** START SOURCE RECORDS **
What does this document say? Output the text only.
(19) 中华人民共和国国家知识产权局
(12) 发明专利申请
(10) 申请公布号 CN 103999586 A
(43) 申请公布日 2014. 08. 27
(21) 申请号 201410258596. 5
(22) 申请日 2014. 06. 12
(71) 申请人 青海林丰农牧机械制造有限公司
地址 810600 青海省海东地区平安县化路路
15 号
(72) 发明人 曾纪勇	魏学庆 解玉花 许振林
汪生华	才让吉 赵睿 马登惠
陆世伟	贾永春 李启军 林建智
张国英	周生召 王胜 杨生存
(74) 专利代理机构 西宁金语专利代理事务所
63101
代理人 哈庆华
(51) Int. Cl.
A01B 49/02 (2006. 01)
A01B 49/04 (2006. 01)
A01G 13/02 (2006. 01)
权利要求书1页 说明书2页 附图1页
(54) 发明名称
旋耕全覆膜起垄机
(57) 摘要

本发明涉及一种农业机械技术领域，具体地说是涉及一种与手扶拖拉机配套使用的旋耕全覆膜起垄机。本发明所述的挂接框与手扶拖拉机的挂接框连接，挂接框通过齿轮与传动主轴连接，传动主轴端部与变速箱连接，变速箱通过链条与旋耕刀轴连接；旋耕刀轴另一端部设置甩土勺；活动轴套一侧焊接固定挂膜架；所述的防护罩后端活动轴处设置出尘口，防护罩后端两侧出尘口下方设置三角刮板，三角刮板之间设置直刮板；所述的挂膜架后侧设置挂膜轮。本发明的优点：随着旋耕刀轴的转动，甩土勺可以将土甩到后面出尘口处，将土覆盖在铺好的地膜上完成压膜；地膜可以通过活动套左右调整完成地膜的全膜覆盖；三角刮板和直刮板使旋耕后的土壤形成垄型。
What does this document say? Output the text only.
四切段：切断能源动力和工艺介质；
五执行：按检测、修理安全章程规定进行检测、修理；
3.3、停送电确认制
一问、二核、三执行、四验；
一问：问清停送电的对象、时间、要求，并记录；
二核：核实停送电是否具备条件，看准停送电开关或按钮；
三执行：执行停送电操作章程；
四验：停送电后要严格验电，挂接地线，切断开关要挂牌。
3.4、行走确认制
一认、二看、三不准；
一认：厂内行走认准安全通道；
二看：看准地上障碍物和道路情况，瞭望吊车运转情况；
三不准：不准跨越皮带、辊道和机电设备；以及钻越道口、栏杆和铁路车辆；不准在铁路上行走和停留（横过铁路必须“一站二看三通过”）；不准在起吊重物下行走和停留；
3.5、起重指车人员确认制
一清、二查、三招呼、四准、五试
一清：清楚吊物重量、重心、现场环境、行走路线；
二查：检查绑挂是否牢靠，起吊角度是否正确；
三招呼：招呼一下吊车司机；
** END SOURCE RECORDS **
** START SOURCE RECORDS **
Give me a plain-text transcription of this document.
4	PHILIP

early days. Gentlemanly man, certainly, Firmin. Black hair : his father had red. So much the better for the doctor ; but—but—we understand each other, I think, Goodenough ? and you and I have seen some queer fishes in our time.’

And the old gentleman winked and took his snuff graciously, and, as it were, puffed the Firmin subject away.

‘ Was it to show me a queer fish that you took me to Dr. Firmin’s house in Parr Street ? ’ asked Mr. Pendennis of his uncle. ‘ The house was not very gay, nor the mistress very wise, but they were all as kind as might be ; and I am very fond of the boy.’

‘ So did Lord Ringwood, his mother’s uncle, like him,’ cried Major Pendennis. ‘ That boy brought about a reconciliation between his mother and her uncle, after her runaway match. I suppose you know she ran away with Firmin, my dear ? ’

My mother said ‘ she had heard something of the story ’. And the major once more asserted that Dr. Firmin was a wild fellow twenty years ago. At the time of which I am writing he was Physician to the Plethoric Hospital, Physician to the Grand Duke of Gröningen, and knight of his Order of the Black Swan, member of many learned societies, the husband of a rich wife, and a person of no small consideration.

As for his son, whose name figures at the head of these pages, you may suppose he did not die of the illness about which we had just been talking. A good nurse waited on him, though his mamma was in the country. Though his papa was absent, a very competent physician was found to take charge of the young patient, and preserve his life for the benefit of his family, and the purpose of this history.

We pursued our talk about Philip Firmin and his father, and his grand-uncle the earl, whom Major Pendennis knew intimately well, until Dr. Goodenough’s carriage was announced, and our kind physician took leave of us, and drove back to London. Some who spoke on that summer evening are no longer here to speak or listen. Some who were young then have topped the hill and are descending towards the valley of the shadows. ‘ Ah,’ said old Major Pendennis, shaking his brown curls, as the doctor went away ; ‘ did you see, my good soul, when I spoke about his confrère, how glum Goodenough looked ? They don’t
** END SOURCE RECORDS **
## EXERCISE INSTRUCTIONS
Copy out all lines above that include the string "queer".

## SOLUTION TO THE EXERCISE
early days. Gentlemanly man, certainly, Firmin. Black hair : his father had red. So much the better for the doctor ; but—but—we understand each other, I think, Goodenough ? and you and I have seen some queer fishes in our time.’
‘ Was it to show me a queer fish that you took me to Dr. Firmin’s house in Parr Street ? ’ asked Mr. Pendennis of his uncle. ‘ The house was not very gay, nor the mistress very wise, but they were all as kind as might be ; and I am very fond of the boy.’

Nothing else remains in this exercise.